## AIM OF THE TASK
Faithfully repeat all of the records, as they are written below.

## RECORDS FOR THIS EXERCISE
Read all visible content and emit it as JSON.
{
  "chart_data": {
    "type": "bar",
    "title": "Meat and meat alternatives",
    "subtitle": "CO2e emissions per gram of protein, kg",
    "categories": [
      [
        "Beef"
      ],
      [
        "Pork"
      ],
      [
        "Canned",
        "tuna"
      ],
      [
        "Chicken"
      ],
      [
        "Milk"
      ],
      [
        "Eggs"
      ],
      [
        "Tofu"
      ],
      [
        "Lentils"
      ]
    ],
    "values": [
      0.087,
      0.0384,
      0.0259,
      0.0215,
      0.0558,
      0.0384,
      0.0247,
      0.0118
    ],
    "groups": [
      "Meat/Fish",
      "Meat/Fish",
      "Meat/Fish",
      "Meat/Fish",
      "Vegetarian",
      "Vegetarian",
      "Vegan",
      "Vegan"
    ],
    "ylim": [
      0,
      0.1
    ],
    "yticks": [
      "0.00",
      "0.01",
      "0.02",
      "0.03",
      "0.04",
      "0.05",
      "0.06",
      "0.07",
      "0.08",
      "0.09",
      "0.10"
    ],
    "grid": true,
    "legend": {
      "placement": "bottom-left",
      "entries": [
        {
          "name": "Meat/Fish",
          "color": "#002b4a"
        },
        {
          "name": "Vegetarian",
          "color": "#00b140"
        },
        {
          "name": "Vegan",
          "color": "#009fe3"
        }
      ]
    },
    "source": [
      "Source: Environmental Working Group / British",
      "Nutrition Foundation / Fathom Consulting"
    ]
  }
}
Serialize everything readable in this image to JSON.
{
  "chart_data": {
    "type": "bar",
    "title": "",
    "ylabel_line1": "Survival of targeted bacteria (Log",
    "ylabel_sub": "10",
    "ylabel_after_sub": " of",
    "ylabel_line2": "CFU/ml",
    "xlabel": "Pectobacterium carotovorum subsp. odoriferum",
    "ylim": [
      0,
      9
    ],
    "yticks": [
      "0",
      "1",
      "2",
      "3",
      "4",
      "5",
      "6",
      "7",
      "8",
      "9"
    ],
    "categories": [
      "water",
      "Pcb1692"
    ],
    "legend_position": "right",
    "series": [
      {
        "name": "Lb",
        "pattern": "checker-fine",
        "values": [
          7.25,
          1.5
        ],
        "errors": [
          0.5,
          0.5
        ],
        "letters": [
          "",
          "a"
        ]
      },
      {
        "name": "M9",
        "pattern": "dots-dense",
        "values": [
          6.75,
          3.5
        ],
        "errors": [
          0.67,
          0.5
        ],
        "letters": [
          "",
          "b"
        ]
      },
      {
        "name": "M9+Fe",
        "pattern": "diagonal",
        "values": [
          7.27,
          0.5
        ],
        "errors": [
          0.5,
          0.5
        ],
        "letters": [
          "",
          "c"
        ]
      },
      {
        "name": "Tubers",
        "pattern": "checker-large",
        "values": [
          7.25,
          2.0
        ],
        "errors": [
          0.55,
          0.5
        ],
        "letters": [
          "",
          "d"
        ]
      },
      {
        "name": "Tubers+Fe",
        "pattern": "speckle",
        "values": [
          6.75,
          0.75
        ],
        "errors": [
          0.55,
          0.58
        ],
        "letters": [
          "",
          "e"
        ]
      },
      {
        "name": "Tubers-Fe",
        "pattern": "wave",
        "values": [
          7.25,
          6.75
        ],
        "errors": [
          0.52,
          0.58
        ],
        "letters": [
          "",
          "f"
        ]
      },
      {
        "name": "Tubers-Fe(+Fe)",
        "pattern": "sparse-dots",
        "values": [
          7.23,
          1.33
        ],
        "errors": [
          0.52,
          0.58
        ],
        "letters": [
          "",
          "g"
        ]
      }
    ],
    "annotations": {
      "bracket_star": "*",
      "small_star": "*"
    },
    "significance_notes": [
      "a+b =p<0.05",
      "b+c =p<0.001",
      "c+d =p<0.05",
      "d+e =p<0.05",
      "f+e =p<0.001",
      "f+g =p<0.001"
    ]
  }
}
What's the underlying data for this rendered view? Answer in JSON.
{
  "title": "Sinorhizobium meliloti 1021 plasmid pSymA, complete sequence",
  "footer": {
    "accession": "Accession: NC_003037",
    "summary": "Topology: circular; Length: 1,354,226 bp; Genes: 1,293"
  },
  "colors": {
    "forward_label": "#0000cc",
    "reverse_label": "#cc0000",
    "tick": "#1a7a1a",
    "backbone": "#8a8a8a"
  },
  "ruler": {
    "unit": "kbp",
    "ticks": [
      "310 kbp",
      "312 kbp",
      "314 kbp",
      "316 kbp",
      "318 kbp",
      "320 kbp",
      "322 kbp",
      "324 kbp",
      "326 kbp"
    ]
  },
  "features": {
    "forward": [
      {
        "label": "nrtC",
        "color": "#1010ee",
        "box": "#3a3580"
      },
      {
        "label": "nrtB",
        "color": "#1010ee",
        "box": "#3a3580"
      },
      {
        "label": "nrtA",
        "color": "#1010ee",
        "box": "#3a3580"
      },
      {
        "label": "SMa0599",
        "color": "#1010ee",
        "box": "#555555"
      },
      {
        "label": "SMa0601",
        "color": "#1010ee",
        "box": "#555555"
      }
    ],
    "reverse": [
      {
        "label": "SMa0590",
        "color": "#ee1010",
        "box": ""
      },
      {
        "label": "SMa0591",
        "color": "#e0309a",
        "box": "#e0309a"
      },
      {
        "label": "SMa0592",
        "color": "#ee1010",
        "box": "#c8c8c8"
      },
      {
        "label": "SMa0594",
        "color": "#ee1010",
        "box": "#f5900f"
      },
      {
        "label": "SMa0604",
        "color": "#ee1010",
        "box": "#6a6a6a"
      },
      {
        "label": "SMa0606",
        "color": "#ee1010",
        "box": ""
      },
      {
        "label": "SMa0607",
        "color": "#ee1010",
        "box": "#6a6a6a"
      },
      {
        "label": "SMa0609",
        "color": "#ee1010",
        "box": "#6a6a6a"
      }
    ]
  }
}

## EXERCISE RESULT
Read all visible content and emit it as JSON.
{
  "chart_data": {
    "type": "bar",
    "title": "Meat and meat alternatives",
    "subtitle": "CO2e emissions per gram of protein, kg",
    "categories": [
      [
        "Beef"
      ],
      [
        "Pork"
      ],
      [
        "Canned",
        "tuna"
      ],
      [
        "Chicken"
      ],
      [
        "Milk"
      ],
      [
        "Eggs"
      ],
      [
        "Tofu"
      ],
      [
        "Lentils"
      ]
    ],
    "values": [
      0.087,
      0.0384,
      0.0259,
      0.0215,
      0.0558,
      0.0384,
      0.0247,
      0.0118
    ],
    "groups": [
      "Meat/Fish",
      "Meat/Fish",
      "Meat/Fish",
      "Meat/Fish",
      "Vegetarian",
      "Vegetarian",
      "Vegan",
      "Vegan"
    ],
    "ylim": [
      0,
      0.1
    ],
    "yticks": [
      "0.00",
      "0.01",
      "0.02",
      "0.03",
      "0.04",
      "0.05",
      "0.06",
      "0.07",
      "0.08",
      "0.09",
      "0.10"
    ],
    "grid": true,
    "legend": {
      "placement": "bottom-left",
      "entries": [
        {
          "name": "Meat/Fish",
          "color": "#002b4a"
        },
        {
          "name": "Vegetarian",
          "color": "#00b140"
        },
        {
          "name": "Vegan",
          "color": "#009fe3"
        }
      ]
    },
    "source": [
      "Source: Environmental Working Group / British",
      "Nutrition Foundation / Fathom Consulting"
    ]
  }
}
Serialize everything readable in this image to JSON.
{
  "chart_data": {
    "type": "bar",
    "title": "",
    "ylabel_line1": "Survival of targeted bacteria (Log",
    "ylabel_sub": "10",
    "ylabel_after_sub": " of",
    "ylabel_line2": "CFU/ml",
    "xlabel": "Pectobacterium carotovorum subsp. odoriferum",
    "ylim": [
      0,
      9
    ],
    "yticks": [
      "0",
      "1",
      "2",
      "3",
      "4",
      "5",
      "6",
      "7",
      "8",
      "9"
    ],
    "categories": [
      "water",
      "Pcb1692"
    ],
    "legend_position": "right",
    "series": [
      {
        "name": "Lb",
        "pattern": "checker-fine",
        "values": [
          7.25,
          1.5
        ],
        "errors": [
          0.5,
          0.5
        ],
        "letters": [
          "",
          "a"
        ]
      },
      {
        "name": "M9",
        "pattern": "dots-dense",
        "values": [
          6.75,
          3.5
        ],
        "errors": [
          0.67,
          0.5
        ],
        "letters": [
          "",
          "b"
        ]
      },
      {
        "name": "M9+Fe",
        "pattern": "diagonal",
        "values": [
          7.27,
          0.5
        ],
        "errors": [
          0.5,
          0.5
        ],
        "letters": [
          "",
          "c"
        ]
      },
      {
        "name": "Tubers",
        "pattern": "checker-large",
        "values": [
          7.25,
          2.0
        ],
        "errors": [
          0.55,
          0.5
        ],
        "letters": [
          "",
          "d"
        ]
      },
      {
        "name": "Tubers+Fe",
        "pattern": "speckle",
        "values": [
          6.75,
          0.75
        ],
        "errors": [
          0.55,
          0.58
        ],
        "letters": [
          "",
          "e"
        ]
      },
      {
        "name": "Tubers-Fe",
        "pattern": "wave",
        "values": [
          7.25,
          6.75
        ],
        "errors": [
          0.52,
          0.58
        ],
        "letters": [
          "",
          "f"
        ]
      },
      {
        "name": "Tubers-Fe(+Fe)",
        "pattern": "sparse-dots",
        "values": [
          7.23,
          1.33
        ],
        "errors": [
          0.52,
          0.58
        ],
        "letters": [
          "",
          "g"
        ]
      }
    ],
    "annotations": {
      "bracket_star": "*",
      "small_star": "*"
    },
    "significance_notes": [
      "a+b =p<0.05",
      "b+c =p<0.001",
      "c+d =p<0.05",
      "d+e =p<0.05",
      "f+e =p<0.001",
      "f+g =p<0.001"
    ]
  }
}
What's the underlying data for this rendered view? Answer in JSON.
{
  "title": "Sinorhizobium meliloti 1021 plasmid pSymA, complete sequence",
  "footer": {
    "accession": "Accession: NC_003037",
    "summary": "Topology: circular; Length: 1,354,226 bp; Genes: 1,293"
  },
  "colors": {
    "forward_label": "#0000cc",
    "reverse_label": "#cc0000",
    "tick": "#1a7a1a",
    "backbone": "#8a8a8a"
  },
  "ruler": {
    "unit": "kbp",
    "ticks": [
      "310 kbp",
      "312 kbp",
      "314 kbp",
      "316 kbp",
      "318 kbp",
      "320 kbp",
      "322 kbp",
      "324 kbp",
      "326 kbp"
    ]
  },
  "features": {
    "forward": [
      {
        "label": "nrtC",
        "color": "#1010ee",
        "box": "#3a3580"
      },
      {
        "label": "nrtB",
        "color": "#1010ee",
        "box": "#3a3580"
      },
      {
        "label": "nrtA",
        "color": "#1010ee",
        "box": "#3a3580"
      },
      {
        "label": "SMa0599",
        "color": "#1010ee",
        "box": "#555555"
      },
      {
        "label": "SMa0601",
        "color": "#1010ee",
        "box": "#555555"
      }
    ],
    "reverse": [
      {
        "label": "SMa0590",
        "color": "#ee1010",
        "box": ""
      },
      {
        "label": "SMa0591",
        "color": "#e0309a",
        "box": "#e0309a"
      },
      {
        "label": "SMa0592",
        "color": "#ee1010",
        "box": "#c8c8c8"
      },
      {
        "label": "SMa0594",
        "color": "#ee1010",
        "box": "#f5900f"
      },
      {
        "label": "SMa0604",
        "color": "#ee1010",
        "box": "#6a6a6a"
      },
      {
        "label": "SMa0606",
        "color": "#ee1010",
        "box": ""
      },
      {
        "label": "SMa0607",
        "color": "#ee1010",
        "box": "#6a6a6a"
      },
      {
        "label": "SMa0609",
        "color": "#ee1010",
        "box": "#6a6a6a"
      }
    ]
  }
}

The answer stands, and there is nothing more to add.